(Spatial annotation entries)
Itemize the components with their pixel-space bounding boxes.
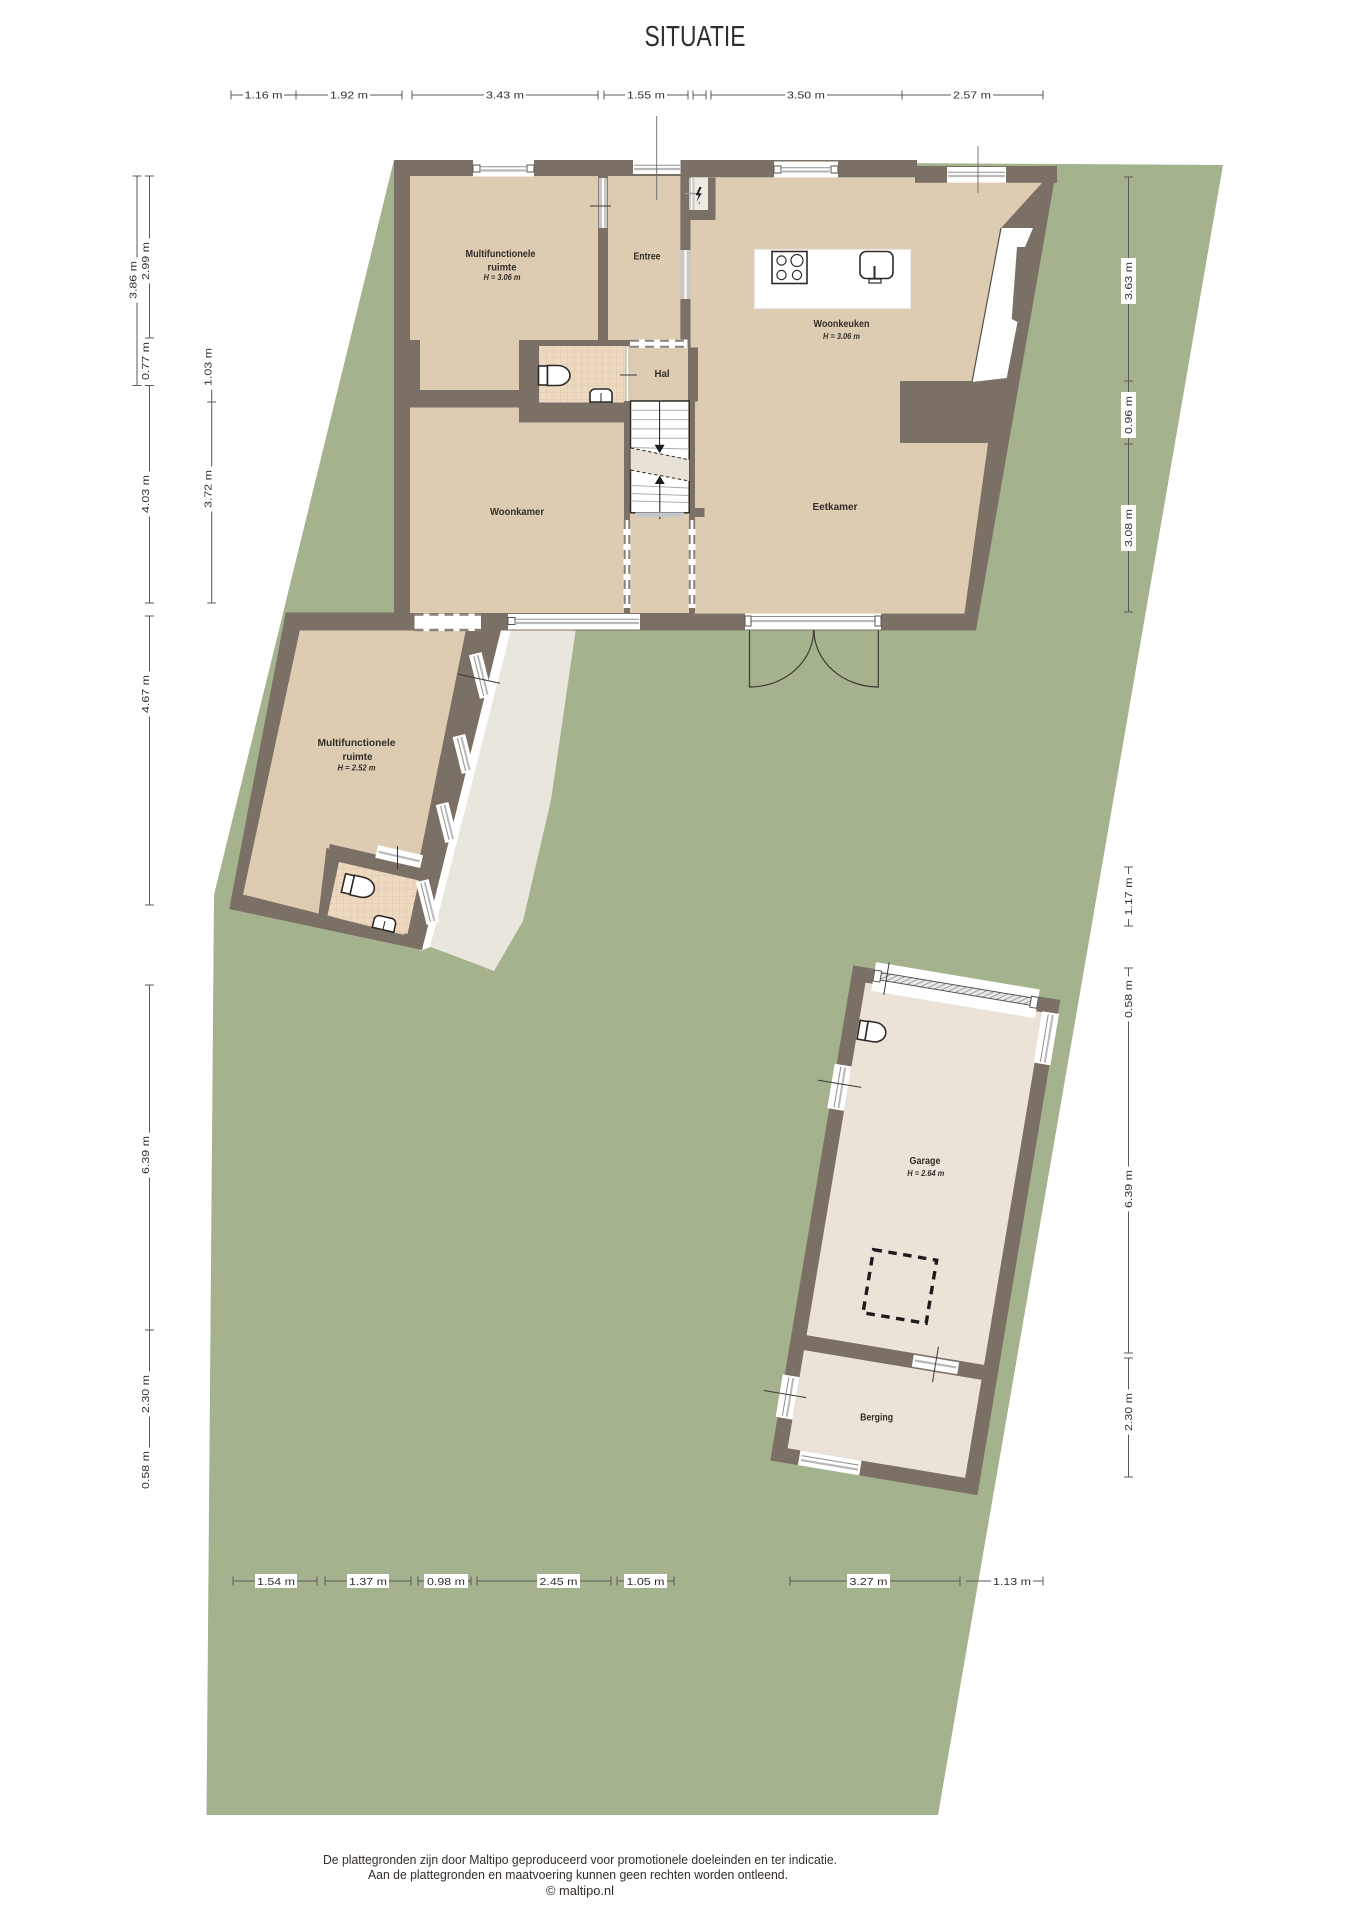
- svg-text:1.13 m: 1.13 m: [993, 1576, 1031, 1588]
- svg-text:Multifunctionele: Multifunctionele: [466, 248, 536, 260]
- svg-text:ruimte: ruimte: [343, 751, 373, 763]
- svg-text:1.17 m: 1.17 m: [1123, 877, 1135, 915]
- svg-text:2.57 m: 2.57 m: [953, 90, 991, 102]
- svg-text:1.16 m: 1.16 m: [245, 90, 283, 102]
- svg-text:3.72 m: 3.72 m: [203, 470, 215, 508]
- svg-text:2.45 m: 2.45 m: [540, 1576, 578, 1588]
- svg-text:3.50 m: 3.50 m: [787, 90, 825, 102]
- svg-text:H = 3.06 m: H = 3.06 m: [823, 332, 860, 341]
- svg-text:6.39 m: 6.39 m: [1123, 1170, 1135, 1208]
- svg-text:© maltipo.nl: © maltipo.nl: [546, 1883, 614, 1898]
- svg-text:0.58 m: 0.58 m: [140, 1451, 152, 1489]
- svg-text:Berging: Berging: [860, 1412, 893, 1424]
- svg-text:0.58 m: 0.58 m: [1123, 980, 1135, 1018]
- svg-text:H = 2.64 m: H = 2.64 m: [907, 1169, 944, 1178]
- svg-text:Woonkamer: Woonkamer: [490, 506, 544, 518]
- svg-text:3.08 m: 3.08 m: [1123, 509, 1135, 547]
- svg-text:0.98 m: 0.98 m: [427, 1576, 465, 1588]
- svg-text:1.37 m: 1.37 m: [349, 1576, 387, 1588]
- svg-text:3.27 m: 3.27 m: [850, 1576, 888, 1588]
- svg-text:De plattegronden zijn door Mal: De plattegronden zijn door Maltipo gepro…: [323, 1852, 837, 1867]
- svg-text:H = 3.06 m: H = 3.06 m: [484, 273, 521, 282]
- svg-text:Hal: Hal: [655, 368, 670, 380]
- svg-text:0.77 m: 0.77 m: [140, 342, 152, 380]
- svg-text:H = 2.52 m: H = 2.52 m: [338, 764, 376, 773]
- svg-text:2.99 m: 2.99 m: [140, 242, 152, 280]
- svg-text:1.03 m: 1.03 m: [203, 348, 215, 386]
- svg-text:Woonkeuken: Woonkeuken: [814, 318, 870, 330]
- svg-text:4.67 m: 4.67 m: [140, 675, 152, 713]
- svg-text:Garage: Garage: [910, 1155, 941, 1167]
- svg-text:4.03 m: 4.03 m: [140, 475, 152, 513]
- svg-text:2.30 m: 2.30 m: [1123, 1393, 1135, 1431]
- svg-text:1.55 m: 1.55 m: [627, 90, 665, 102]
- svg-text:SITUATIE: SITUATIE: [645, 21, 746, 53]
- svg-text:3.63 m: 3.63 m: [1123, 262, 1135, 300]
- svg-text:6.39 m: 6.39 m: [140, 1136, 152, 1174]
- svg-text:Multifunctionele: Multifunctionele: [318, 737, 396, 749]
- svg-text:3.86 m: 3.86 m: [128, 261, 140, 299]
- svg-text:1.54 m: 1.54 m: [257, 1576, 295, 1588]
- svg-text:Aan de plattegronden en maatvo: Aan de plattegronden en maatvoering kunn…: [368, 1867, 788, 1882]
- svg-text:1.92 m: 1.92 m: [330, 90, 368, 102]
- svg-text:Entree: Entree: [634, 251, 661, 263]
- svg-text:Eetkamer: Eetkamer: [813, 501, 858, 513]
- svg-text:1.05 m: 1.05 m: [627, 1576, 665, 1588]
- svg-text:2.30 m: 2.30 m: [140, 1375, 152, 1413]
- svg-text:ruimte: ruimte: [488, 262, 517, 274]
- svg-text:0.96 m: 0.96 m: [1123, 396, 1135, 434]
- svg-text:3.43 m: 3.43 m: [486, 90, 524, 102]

Aim — Copy the rows above verbatim, starting at the row that contains "- svg-text:1.13 m: 1.13" and ending at the row that contains "- svg-text:1.54 m: 1.54", with both of those rows included.

Finished answer —
- svg-text:1.13 m: 1.13 m: [993, 1576, 1031, 1588]
- svg-text:Multifunctionele: Multifunctionele: [466, 248, 536, 260]
- svg-text:ruimte: ruimte: [343, 751, 373, 763]
- svg-text:1.17 m: 1.17 m: [1123, 877, 1135, 915]
- svg-text:2.57 m: 2.57 m: [953, 90, 991, 102]
- svg-text:1.16 m: 1.16 m: [245, 90, 283, 102]
- svg-text:3.72 m: 3.72 m: [203, 470, 215, 508]
- svg-text:2.45 m: 2.45 m: [540, 1576, 578, 1588]
- svg-text:3.50 m: 3.50 m: [787, 90, 825, 102]
- svg-text:H = 3.06 m: H = 3.06 m: [823, 332, 860, 341]
- svg-text:6.39 m: 6.39 m: [1123, 1170, 1135, 1208]
- svg-text:© maltipo.nl: © maltipo.nl: [546, 1883, 614, 1898]
- svg-text:0.58 m: 0.58 m: [140, 1451, 152, 1489]
- svg-text:Berging: Berging: [860, 1412, 893, 1424]
- svg-text:0.58 m: 0.58 m: [1123, 980, 1135, 1018]
- svg-text:H = 2.64 m: H = 2.64 m: [907, 1169, 944, 1178]
- svg-text:Woonkamer: Woonkamer: [490, 506, 544, 518]
- svg-text:3.08 m: 3.08 m: [1123, 509, 1135, 547]
- svg-text:0.98 m: 0.98 m: [427, 1576, 465, 1588]
- svg-text:1.37 m: 1.37 m: [349, 1576, 387, 1588]
- svg-text:3.27 m: 3.27 m: [850, 1576, 888, 1588]
- svg-text:De plattegronden zijn door Mal: De plattegronden zijn door Maltipo gepro…: [323, 1852, 837, 1867]
- svg-text:H = 3.06 m: H = 3.06 m: [484, 273, 521, 282]
- svg-text:Hal: Hal: [655, 368, 670, 380]
- svg-text:0.77 m: 0.77 m: [140, 342, 152, 380]
- svg-text:H = 2.52 m: H = 2.52 m: [338, 764, 376, 773]
- svg-text:2.99 m: 2.99 m: [140, 242, 152, 280]
- svg-text:1.03 m: 1.03 m: [203, 348, 215, 386]
- svg-text:Woonkeuken: Woonkeuken: [814, 318, 870, 330]
- svg-text:4.67 m: 4.67 m: [140, 675, 152, 713]
- svg-text:Garage: Garage: [910, 1155, 941, 1167]
- svg-text:4.03 m: 4.03 m: [140, 475, 152, 513]
- svg-text:2.30 m: 2.30 m: [1123, 1393, 1135, 1431]
- svg-text:1.55 m: 1.55 m: [627, 90, 665, 102]
- svg-text:SITUATIE: SITUATIE: [645, 21, 746, 53]
- svg-text:3.63 m: 3.63 m: [1123, 262, 1135, 300]
- svg-text:6.39 m: 6.39 m: [140, 1136, 152, 1174]
- svg-text:Multifunctionele: Multifunctionele: [318, 737, 396, 749]
- svg-text:3.86 m: 3.86 m: [128, 261, 140, 299]
- svg-text:1.54 m: 1.54 m: [257, 1576, 295, 1588]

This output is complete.